• **Extrait**:
NETFLIX – Mes voisins les Yamada de Takahata Isao

Posté le 18 avril 2020 par

Takahata Isao signe à la fois un des films les plus attachants et expérimentaux du studio Ghibli avec Mes voisins les Yamada, disponible depuis le 1er mars sur Netflix.

Mes voisins les Yamada est un film charnière dans l’histoire du studio Ghibli. Après l’épique œuvre testamentaire qu’est Princesse Mononoké (1997), Miyazaki Hayao a tenu parole et a pris sa retraite, pour un certain temps. Le décès prématuré de son successeur désigné Kondo Yoshifumi (brillant directeur d’animation et réalisateur du magnifique Si tu tends l’oreille (1995)) le forcera à revenir mais en attendant, Ghibli traverse une vraie mutation. Les accords de distribution internationale avec Disney sont entrés en vigueur avec la sortie mondiale de Princesse Mononoké et le studio est à un carrefour important entre réitérer ce succès et une formule ou, comme il l’a toujours fait, se remettre en question avec le projet suivant. C’est bien sûr la deuxième solution qui l’emportera. Mes voisins les Yamada est l’adaptation d’un manga à succès de Ishii Hisaichi qui a la particularité d’être un yonkoma, soit une bande-dessinée en quatre cases (se lisant de haut en bas) équivalente au comic-strip occidental. Le manga fut publié entre 1991 et 1993 dans le journal Asahi Shinbun et contait le quotidien d’une famille haute en couleur. Suzuki Toshio, président de Ghibli, suggère un projet d’adaptation à Takahata, grand fan du manga. L’exigence du réalisateur va en faire un des défis techniques les plus audacieux de Ghibli. Takahata souhaite en effet reproduire le trait du manga dans une narration qui obéirait aussi au principe de saynète isolée avec comme seul fil rouge la famille et les épisodes touchant chacun de ses membres. Princesse Mononoké avait amorcé l’usage de l’outil numérique dans des productions Ghibli pour des effets particulièrement voyants (la mutation du Dieu-Sanglier fou, l’incarnation finale du Dieu-Cerf…) et que Takahata va poursuivre pour un rendu aussi impressionnant que discret.

• **Segment de données**:
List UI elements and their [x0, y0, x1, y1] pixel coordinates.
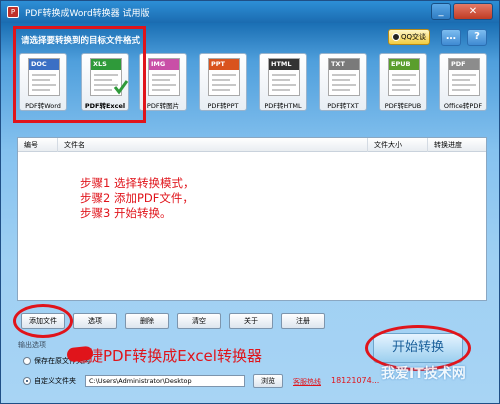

• **Énoncé écrit 1**: Traduisez en anglais, s'il vous plaît, cette phrase de l'extrait : « Le manga fut publié entre 1991 et 1993 dans le journal Asahi Shinbun et contait le quotidien d’une famille haute en couleur. »
• **Énoncé écrit 2**: Recopiez sans la moindre modification tout le passage de l'extrait qui va de « NETFLIX – Mes » jusqu'à « mars sur Netflix. ».
Les lignes constituent un matériau à part, distinct de l'extrait.

• **Corrigé de l'exercice 1**: The manga was published between 1991 and 1993 in the newspaper Asahi Shinbun and told the daily life of a colorful family.

• **Corrigé de l'exercice 2**:
NETFLIX – Mes voisins les Yamada de Takahata Isao

Posté le 18 avril 2020 par

Takahata Isao signe à la fois un des films les plus attachants et expérimentaux du studio Ghibli avec Mes voisins les Yamada, disponible depuis le 1er mars sur Netflix.